*Instruction*
Scan the data below for the string "Real". Copy every line where it appears.

*Working data*
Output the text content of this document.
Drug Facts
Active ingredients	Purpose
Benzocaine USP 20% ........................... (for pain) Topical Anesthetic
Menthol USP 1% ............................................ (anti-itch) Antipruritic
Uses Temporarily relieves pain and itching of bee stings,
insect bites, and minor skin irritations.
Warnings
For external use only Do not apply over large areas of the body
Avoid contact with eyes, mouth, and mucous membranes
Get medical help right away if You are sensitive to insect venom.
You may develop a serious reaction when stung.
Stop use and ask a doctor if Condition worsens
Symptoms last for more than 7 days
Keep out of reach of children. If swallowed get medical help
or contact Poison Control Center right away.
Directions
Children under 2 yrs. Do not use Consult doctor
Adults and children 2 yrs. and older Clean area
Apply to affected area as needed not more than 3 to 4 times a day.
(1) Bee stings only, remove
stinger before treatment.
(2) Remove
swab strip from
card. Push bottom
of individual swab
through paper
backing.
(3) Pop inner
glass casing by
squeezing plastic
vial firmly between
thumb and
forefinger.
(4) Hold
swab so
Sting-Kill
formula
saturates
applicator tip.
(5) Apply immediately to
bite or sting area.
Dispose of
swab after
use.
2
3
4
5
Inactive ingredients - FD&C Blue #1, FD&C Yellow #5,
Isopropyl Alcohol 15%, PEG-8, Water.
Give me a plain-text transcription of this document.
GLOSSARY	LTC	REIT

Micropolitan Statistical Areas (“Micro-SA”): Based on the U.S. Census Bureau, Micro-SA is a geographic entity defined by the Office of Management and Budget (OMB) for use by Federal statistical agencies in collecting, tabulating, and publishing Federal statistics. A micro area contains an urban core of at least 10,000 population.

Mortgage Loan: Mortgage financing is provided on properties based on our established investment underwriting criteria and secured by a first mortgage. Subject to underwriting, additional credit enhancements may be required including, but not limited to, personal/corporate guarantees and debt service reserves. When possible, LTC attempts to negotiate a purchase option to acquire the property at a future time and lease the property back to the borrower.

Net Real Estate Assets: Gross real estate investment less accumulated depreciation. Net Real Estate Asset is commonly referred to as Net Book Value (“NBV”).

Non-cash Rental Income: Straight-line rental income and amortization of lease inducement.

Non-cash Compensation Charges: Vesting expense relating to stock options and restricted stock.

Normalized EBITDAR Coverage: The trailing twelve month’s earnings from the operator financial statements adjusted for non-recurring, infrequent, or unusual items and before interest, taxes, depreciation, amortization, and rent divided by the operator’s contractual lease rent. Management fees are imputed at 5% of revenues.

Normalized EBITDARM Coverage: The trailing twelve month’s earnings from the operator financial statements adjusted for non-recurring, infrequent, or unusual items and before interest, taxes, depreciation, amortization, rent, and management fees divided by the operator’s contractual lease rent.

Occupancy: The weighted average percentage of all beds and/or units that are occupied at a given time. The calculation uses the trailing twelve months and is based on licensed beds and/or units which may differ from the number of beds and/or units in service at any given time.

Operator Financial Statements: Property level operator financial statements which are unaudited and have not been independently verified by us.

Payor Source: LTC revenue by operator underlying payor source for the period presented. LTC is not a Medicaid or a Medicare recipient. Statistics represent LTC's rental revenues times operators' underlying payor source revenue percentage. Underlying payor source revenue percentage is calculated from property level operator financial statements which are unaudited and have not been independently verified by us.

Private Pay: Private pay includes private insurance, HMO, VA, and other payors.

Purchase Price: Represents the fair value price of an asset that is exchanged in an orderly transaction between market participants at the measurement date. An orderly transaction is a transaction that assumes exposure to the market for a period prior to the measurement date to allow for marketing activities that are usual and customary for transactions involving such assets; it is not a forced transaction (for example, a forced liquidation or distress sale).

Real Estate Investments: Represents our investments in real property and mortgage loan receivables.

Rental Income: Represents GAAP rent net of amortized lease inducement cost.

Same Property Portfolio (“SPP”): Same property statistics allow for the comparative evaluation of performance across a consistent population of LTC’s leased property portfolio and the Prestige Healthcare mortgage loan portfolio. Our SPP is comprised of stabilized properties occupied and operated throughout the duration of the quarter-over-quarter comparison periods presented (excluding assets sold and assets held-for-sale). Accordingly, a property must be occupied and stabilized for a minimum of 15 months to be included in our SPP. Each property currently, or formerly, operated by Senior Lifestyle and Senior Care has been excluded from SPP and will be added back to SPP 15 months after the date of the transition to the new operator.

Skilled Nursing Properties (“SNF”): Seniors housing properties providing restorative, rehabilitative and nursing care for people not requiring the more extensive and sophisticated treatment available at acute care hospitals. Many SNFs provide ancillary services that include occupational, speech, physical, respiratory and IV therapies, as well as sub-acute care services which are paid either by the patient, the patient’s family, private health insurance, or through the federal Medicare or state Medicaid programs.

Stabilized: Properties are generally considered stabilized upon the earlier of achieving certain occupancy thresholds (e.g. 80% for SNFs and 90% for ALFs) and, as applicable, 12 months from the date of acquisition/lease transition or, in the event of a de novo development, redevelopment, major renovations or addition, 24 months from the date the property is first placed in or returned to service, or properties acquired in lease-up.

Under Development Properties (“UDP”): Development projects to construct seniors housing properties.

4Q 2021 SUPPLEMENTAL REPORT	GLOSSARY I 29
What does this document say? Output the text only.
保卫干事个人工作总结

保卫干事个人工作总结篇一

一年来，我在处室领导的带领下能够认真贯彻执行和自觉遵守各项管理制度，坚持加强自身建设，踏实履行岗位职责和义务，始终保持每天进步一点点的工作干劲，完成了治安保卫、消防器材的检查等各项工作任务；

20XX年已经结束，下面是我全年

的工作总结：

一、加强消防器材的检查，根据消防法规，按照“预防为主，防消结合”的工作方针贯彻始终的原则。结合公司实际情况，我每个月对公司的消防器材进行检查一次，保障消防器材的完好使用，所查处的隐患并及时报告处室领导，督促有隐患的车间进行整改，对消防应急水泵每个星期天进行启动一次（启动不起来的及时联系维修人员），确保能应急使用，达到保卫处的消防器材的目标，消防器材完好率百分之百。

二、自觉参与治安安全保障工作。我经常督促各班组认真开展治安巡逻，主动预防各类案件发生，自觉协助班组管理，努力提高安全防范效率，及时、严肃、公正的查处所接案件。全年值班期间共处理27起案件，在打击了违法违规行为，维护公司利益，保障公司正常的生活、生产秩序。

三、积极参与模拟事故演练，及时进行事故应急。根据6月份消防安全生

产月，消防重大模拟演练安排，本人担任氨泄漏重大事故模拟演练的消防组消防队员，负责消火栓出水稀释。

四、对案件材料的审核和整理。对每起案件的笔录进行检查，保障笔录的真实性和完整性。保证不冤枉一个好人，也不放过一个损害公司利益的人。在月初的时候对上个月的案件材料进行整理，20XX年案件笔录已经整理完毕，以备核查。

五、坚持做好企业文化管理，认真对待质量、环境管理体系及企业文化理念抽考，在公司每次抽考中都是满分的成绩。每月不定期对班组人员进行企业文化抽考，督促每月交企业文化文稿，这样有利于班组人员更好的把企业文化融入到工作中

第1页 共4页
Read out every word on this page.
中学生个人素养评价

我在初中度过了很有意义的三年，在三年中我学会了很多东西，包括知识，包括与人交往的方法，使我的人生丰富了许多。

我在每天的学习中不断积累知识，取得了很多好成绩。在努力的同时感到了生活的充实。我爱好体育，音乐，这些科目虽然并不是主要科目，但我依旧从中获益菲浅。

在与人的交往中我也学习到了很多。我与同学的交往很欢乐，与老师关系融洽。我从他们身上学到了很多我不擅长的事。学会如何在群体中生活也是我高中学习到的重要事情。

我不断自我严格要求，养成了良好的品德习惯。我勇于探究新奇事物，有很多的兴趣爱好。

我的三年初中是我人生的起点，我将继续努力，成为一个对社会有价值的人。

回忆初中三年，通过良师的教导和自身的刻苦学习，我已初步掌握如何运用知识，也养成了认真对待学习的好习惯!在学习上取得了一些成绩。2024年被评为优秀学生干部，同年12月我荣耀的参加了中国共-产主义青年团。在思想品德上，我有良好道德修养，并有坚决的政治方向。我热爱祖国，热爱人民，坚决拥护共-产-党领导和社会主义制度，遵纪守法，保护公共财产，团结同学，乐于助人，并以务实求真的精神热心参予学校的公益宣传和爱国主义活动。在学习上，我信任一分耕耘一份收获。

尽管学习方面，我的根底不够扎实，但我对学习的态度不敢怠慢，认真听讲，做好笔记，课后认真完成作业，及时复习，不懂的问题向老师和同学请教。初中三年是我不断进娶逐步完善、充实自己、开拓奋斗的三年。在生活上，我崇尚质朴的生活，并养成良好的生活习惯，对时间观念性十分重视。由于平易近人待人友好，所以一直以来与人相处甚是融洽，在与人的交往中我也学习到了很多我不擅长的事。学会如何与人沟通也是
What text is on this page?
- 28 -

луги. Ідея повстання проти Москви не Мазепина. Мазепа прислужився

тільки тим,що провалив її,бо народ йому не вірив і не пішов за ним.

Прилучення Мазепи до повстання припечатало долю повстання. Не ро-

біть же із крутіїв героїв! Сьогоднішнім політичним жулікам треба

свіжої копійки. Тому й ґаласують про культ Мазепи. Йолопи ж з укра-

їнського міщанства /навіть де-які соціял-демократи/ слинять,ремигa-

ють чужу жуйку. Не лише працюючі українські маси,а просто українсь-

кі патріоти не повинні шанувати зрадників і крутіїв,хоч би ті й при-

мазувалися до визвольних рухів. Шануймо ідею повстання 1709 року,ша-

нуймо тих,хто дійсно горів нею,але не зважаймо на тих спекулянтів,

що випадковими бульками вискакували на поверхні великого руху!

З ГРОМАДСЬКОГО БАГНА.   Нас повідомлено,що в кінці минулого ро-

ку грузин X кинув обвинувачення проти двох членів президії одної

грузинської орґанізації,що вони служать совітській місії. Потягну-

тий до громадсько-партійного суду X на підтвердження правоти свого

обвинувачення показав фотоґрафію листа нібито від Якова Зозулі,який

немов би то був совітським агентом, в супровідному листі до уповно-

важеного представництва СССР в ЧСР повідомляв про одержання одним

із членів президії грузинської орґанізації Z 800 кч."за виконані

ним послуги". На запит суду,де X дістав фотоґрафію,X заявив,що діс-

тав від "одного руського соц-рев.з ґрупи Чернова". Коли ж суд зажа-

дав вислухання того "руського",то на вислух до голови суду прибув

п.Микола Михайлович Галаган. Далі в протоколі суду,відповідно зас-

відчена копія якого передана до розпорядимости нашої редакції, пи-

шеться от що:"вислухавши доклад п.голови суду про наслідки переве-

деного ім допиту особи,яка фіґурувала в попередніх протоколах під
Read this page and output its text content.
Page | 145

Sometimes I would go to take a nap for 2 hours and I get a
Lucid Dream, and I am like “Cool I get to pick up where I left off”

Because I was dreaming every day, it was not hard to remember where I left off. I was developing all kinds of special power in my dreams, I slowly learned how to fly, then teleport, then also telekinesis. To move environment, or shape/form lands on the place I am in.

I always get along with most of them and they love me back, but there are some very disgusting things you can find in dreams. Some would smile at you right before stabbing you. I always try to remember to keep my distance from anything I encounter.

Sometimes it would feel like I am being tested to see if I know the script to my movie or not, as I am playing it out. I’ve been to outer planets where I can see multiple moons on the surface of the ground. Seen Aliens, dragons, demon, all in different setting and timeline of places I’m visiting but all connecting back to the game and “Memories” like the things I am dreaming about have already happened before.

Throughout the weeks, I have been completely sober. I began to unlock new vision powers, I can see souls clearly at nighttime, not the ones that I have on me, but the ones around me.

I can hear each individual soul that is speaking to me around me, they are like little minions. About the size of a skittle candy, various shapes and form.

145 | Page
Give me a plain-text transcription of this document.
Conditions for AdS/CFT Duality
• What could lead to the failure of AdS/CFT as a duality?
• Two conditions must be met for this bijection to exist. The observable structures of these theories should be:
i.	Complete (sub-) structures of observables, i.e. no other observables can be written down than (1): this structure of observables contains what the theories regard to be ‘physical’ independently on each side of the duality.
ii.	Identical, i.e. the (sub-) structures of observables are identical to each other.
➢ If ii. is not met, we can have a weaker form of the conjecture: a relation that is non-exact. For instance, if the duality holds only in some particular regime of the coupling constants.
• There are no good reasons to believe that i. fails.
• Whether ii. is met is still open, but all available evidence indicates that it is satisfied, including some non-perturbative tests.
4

*Task result*
Net Real Estate Assets: Gross real estate investment less accumulated depreciation. Net Real Estate Asset is commonly referred to as Net Book Value (“NBV”).
Real Estate Investments: Represents our investments in real property and mortgage loan receivables.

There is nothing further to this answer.